[Required work]
Output every entry below word for word, minus the images.

▬▬▬▬▬▬

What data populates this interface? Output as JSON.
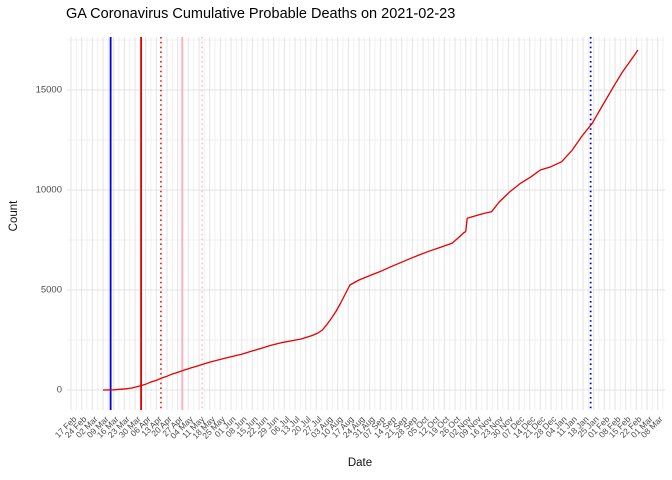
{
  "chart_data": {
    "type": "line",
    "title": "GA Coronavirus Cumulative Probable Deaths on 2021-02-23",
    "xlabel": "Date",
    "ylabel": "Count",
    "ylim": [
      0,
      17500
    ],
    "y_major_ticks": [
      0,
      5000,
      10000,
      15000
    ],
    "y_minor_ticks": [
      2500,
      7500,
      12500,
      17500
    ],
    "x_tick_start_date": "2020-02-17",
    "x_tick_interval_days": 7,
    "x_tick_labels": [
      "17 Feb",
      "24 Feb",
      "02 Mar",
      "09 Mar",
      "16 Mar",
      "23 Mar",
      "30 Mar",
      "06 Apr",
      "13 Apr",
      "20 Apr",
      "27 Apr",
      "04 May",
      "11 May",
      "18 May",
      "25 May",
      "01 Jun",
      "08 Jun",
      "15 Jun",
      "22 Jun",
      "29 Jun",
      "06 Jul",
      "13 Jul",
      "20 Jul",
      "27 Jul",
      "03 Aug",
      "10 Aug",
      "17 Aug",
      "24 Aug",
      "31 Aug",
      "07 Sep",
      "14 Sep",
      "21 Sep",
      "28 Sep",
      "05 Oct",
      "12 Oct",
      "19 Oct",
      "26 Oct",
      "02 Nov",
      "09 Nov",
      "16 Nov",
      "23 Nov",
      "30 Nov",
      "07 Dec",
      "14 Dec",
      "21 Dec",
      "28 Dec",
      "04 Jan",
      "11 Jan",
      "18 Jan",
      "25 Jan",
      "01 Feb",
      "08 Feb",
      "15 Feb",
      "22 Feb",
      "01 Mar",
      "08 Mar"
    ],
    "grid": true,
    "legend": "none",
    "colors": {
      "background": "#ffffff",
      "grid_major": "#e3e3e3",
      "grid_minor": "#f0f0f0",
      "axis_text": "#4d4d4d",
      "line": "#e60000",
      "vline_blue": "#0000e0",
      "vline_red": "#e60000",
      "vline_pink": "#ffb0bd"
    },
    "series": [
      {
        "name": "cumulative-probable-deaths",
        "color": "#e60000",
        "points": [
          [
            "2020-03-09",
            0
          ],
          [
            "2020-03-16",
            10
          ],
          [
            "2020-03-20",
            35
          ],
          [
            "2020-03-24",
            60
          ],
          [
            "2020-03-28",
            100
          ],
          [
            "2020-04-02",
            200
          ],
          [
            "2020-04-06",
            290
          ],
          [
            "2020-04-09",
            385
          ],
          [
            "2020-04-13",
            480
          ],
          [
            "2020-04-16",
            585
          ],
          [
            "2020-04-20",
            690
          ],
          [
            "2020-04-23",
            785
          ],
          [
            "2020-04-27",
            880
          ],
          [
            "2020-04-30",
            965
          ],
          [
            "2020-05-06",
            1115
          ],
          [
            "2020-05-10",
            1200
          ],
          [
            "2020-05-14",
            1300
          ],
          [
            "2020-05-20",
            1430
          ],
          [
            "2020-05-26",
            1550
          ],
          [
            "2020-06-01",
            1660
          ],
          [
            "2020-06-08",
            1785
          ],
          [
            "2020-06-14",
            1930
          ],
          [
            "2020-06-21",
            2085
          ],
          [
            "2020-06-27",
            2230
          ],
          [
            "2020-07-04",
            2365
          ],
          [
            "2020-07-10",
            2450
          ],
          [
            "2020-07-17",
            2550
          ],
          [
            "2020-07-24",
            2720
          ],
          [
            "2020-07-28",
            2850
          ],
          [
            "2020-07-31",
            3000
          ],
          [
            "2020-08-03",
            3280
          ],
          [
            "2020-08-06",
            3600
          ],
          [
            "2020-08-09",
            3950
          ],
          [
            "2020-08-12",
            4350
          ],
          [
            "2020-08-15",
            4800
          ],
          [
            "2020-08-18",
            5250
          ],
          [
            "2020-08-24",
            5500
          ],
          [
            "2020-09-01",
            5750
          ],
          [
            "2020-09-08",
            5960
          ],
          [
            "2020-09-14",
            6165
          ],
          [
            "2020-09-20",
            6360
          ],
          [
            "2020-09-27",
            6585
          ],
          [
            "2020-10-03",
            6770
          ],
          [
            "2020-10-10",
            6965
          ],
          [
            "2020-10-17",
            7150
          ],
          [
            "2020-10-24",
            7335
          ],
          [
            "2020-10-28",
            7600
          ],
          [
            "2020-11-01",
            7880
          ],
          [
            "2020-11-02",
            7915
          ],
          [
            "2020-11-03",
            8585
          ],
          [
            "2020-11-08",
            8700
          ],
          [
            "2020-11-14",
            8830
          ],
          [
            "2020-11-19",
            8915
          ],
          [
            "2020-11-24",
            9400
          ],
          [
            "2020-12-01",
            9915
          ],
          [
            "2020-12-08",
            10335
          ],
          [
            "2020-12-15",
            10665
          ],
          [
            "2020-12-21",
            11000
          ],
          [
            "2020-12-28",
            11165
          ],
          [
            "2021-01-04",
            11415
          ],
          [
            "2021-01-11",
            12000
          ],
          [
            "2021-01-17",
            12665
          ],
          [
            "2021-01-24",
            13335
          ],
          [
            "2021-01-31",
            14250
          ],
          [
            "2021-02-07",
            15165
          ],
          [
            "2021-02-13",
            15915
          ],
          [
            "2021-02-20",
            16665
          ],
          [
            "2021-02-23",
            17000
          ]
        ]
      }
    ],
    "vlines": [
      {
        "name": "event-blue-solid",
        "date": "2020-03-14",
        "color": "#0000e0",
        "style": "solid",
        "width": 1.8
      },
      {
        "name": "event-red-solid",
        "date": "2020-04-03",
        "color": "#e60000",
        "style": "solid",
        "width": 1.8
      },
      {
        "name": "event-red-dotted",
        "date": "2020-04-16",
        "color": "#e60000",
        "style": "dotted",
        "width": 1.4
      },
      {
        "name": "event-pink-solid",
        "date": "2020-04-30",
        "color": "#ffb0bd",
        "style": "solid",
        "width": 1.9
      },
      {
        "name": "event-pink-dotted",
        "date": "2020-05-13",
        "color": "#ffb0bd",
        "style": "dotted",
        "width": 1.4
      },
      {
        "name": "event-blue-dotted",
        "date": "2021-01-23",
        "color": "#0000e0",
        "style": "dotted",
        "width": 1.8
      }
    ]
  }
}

▬▬▬▬▬▬

[Your response]
What data populates this interface? Output as JSON.
{
  "chart_data": {
    "type": "line",
    "title": "GA Coronavirus Cumulative Probable Deaths on 2021-02-23",
    "xlabel": "Date",
    "ylabel": "Count",
    "ylim": [
      0,
      17500
    ],
    "y_major_ticks": [
      0,
      5000,
      10000,
      15000
    ],
    "y_minor_ticks": [
      2500,
      7500,
      12500,
      17500
    ],
    "x_tick_start_date": "2020-02-17",
    "x_tick_interval_days": 7,
    "x_tick_labels": [
      "17 Feb",
      "24 Feb",
      "02 Mar",
      "09 Mar",
      "16 Mar",
      "23 Mar",
      "30 Mar",
      "06 Apr",
      "13 Apr",
      "20 Apr",
      "27 Apr",
      "04 May",
      "11 May",
      "18 May",
      "25 May",
      "01 Jun",
      "08 Jun",
      "15 Jun",
      "22 Jun",
      "29 Jun",
      "06 Jul",
      "13 Jul",
      "20 Jul",
      "27 Jul",
      "03 Aug",
      "10 Aug",
      "17 Aug",
      "24 Aug",
      "31 Aug",
      "07 Sep",
      "14 Sep",
      "21 Sep",
      "28 Sep",
      "05 Oct",
      "12 Oct",
      "19 Oct",
      "26 Oct",
      "02 Nov",
      "09 Nov",
      "16 Nov",
      "23 Nov",
      "30 Nov",
      "07 Dec",
      "14 Dec",
      "21 Dec",
      "28 Dec",
      "04 Jan",
      "11 Jan",
      "18 Jan",
      "25 Jan",
      "01 Feb",
      "08 Feb",
      "15 Feb",
      "22 Feb",
      "01 Mar",
      "08 Mar"
    ],
    "grid": true,
    "legend": "none",
    "colors": {
      "background": "#ffffff",
      "grid_major": "#e3e3e3",
      "grid_minor": "#f0f0f0",
      "axis_text": "#4d4d4d",
      "line": "#e60000",
      "vline_blue": "#0000e0",
      "vline_red": "#e60000",
      "vline_pink": "#ffb0bd"
    },
    "series": [
      {
        "name": "cumulative-probable-deaths",
        "color": "#e60000",
        "points": [
          [
            "2020-03-09",
            0
          ],
          [
            "2020-03-16",
            10
          ],
          [
            "2020-03-20",
            35
          ],
          [
            "2020-03-24",
            60
          ],
          [
            "2020-03-28",
            100
          ],
          [
            "2020-04-02",
            200
          ],
          [
            "2020-04-06",
            290
          ],
          [
            "2020-04-09",
            385
          ],
          [
            "2020-04-13",
            480
          ],
          [
            "2020-04-16",
            585
          ],
          [
            "2020-04-20",
            690
          ],
          [
            "2020-04-23",
            785
          ],
          [
            "2020-04-27",
            880
          ],
          [
            "2020-04-30",
            965
          ],
          [
            "2020-05-06",
            1115
          ],
          [
            "2020-05-10",
            1200
          ],
          [
            "2020-05-14",
            1300
          ],
          [
            "2020-05-20",
            1430
          ],
          [
            "2020-05-26",
            1550
          ],
          [
            "2020-06-01",
            1660
          ],
          [
            "2020-06-08",
            1785
          ],
          [
            "2020-06-14",
            1930
          ],
          [
            "2020-06-21",
            2085
          ],
          [
            "2020-06-27",
            2230
          ],
          [
            "2020-07-04",
            2365
          ],
          [
            "2020-07-10",
            2450
          ],
          [
            "2020-07-17",
            2550
          ],
          [
            "2020-07-24",
            2720
          ],
          [
            "2020-07-28",
            2850
          ],
          [
            "2020-07-31",
            3000
          ],
          [
            "2020-08-03",
            3280
          ],
          [
            "2020-08-06",
            3600
          ],
          [
            "2020-08-09",
            3950
          ],
          [
            "2020-08-12",
            4350
          ],
          [
            "2020-08-15",
            4800
          ],
          [
            "2020-08-18",
            5250
          ],
          [
            "2020-08-24",
            5500
          ],
          [
            "2020-09-01",
            5750
          ],
          [
            "2020-09-08",
            5960
          ],
          [
            "2020-09-14",
            6165
          ],
          [
            "2020-09-20",
            6360
          ],
          [
            "2020-09-27",
            6585
          ],
          [
            "2020-10-03",
            6770
          ],
          [
            "2020-10-10",
            6965
          ],
          [
            "2020-10-17",
            7150
          ],
          [
            "2020-10-24",
            7335
          ],
          [
            "2020-10-28",
            7600
          ],
          [
            "2020-11-01",
            7880
          ],
          [
            "2020-11-02",
            7915
          ],
          [
            "2020-11-03",
            8585
          ],
          [
            "2020-11-08",
            8700
          ],
          [
            "2020-11-14",
            8830
          ],
          [
            "2020-11-19",
            8915
          ],
          [
            "2020-11-24",
            9400
          ],
          [
            "2020-12-01",
            9915
          ],
          [
            "2020-12-08",
            10335
          ],
          [
            "2020-12-15",
            10665
          ],
          [
            "2020-12-21",
            11000
          ],
          [
            "2020-12-28",
            11165
          ],
          [
            "2021-01-04",
            11415
          ],
          [
            "2021-01-11",
            12000
          ],
          [
            "2021-01-17",
            12665
          ],
          [
            "2021-01-24",
            13335
          ],
          [
            "2021-01-31",
            14250
          ],
          [
            "2021-02-07",
            15165
          ],
          [
            "2021-02-13",
            15915
          ],
          [
            "2021-02-20",
            16665
          ],
          [
            "2021-02-23",
            17000
          ]
        ]
      }
    ],
    "vlines": [
      {
        "name": "event-blue-solid",
        "date": "2020-03-14",
        "color": "#0000e0",
        "style": "solid",
        "width": 1.8
      },
      {
        "name": "event-red-solid",
        "date": "2020-04-03",
        "color": "#e60000",
        "style": "solid",
        "width": 1.8
      },
      {
        "name": "event-red-dotted",
        "date": "2020-04-16",
        "color": "#e60000",
        "style": "dotted",
        "width": 1.4
      },
      {
        "name": "event-pink-solid",
        "date": "2020-04-30",
        "color": "#ffb0bd",
        "style": "solid",
        "width": 1.9
      },
      {
        "name": "event-pink-dotted",
        "date": "2020-05-13",
        "color": "#ffb0bd",
        "style": "dotted",
        "width": 1.4
      },
      {
        "name": "event-blue-dotted",
        "date": "2021-01-23",
        "color": "#0000e0",
        "style": "dotted",
        "width": 1.8
      }
    ]
  }
}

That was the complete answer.